:: PROVIDED PASSAGE ::
>> Begin

Version 0.2 (accepted)

· Oct 23, 2015 · Academic Editor

Accept

Thank you for your careful revisions.

Version 0.1 (original submission)

· Sep 7, 2015 · Academic Editor

Minor Revisions

Please make revisions according to the reviewers' comments.

·

Basic reporting

No comments.

Experimental design

No comments.

Validity of the findings

No comments.

Additional comments

The authors are to be commended for being totally up-front in disclaiming any proof of causation and in specifically noting potentially confounding variables. This is especially important because inevitably this paper will be seized upon by environmental "activists" and the media and represented as presenting a more definitive association than it does. That will NOT be any fault of the authors or of the journal, but it is virtually certain to occur.

Reviewer 2 ·

Basic reporting

The authors report a very interesting correlative relationship between the use of neonicotinoid insecticides and population trends of 17 widespread butterfly species in Britain. They show that the decline of the common butterfly species coincides with the expansion of the use of neonicotinoids, and that the variable describing the annual amount of used neonicotinoids significantly adds explanatory power to the statistical model when all the other previously identified important weather and population variables are included. Although no causal relationship is shown, the observed patterns shown together with what is previously reported on neonicotinoids suggest that neonicotinoids might be a significant factor behind the recently seen substantial declines of widespread butterflies. This is a novel and widely interesting result, and very likely to inspire more research on this topic.

The manuscript is concise and well-written. I only have a few minor comments concerning the basic reporting:

1. Line 57: Pisa et al. 2015 is missing from the list of references.

2. Lines 63-65: I suppose that here it would be appropriate also to cite the recent paper by Rundlöf et al. reporting negative effects of neonicotinoids on wild bees in field conditions (Rundlöf et al. 2015: Seed coating with a neonicotinoid insecticide negatively affects wild bees, Nature 521:77–80)?

3. Line 314: Please add the information on the journal volume and page numbers.

4. Line 350: Should be “Environmental”.

5. Table 2: Add italics also to Ochlodes sylvanus.

6. Fig. 1: The numbers in the x-axis are hardly readable. What is the interpretation of the Population index in the y-axis? Does index = 1 refer to the level at the beginning of the monitoring (or maybe something else, because the values are always higher than 1)?

Experimental design

The research question is interesting and has been clearly defined. The results are based on an appropriate large data set and adequate, well-designed statistical analyses.

>> End

:: SUPPLIED MATERIAL ::
>> Begin

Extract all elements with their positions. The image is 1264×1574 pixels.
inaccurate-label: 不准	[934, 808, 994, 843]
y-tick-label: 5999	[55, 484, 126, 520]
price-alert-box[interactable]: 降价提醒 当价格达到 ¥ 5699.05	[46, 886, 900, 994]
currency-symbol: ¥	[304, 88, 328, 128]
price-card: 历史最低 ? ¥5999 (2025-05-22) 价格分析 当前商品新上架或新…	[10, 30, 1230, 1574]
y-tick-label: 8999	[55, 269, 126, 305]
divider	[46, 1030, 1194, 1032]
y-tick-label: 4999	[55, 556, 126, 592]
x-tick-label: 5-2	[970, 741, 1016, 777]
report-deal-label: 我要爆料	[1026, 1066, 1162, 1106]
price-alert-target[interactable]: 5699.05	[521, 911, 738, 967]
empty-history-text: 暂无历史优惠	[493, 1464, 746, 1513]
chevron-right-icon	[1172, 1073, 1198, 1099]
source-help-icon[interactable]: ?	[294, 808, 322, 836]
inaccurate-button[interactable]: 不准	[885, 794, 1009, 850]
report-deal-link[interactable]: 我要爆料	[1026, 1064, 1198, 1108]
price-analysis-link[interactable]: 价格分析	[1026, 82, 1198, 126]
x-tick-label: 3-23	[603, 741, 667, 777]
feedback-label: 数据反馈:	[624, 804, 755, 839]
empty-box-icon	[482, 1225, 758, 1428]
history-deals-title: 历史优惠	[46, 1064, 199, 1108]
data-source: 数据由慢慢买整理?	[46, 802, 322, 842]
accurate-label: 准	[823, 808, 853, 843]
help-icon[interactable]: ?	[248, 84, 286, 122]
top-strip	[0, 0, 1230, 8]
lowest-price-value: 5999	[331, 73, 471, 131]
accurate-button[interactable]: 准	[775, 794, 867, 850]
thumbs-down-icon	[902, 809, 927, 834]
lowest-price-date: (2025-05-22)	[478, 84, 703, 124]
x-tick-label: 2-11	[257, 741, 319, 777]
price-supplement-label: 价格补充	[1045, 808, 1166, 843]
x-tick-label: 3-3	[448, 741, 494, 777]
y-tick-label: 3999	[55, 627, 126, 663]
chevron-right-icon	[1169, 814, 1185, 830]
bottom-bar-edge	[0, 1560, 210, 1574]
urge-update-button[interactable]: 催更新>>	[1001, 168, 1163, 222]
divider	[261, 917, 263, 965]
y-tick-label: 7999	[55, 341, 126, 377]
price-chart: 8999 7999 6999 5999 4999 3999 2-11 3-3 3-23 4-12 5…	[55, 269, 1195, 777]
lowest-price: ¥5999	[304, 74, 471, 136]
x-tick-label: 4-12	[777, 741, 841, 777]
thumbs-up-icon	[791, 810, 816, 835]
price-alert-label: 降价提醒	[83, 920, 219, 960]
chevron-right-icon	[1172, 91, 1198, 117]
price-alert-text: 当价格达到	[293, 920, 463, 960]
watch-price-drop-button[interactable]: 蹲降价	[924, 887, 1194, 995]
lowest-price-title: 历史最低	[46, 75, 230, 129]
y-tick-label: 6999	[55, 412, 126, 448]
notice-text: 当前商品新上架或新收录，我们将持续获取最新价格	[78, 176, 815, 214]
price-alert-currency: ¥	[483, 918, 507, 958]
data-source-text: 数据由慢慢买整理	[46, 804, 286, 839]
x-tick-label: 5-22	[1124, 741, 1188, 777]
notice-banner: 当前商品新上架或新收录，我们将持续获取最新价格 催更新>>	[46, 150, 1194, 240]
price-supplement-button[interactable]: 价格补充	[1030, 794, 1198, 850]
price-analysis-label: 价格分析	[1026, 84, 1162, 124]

>> End

Reproduce the peer review comments word for word, everything from "5. Table 2: Add" down to "higher than 1)?".

5. Table 2: Add italics also to Ochlodes sylvanus.

6. Fig. 1: The numbers in the x-axis are hardly readable. What is the interpretation of the Population index in the y-axis? Does index = 1 refer to the level at the beginning of the monitoring (or maybe something else, because the values are always higher than 1)?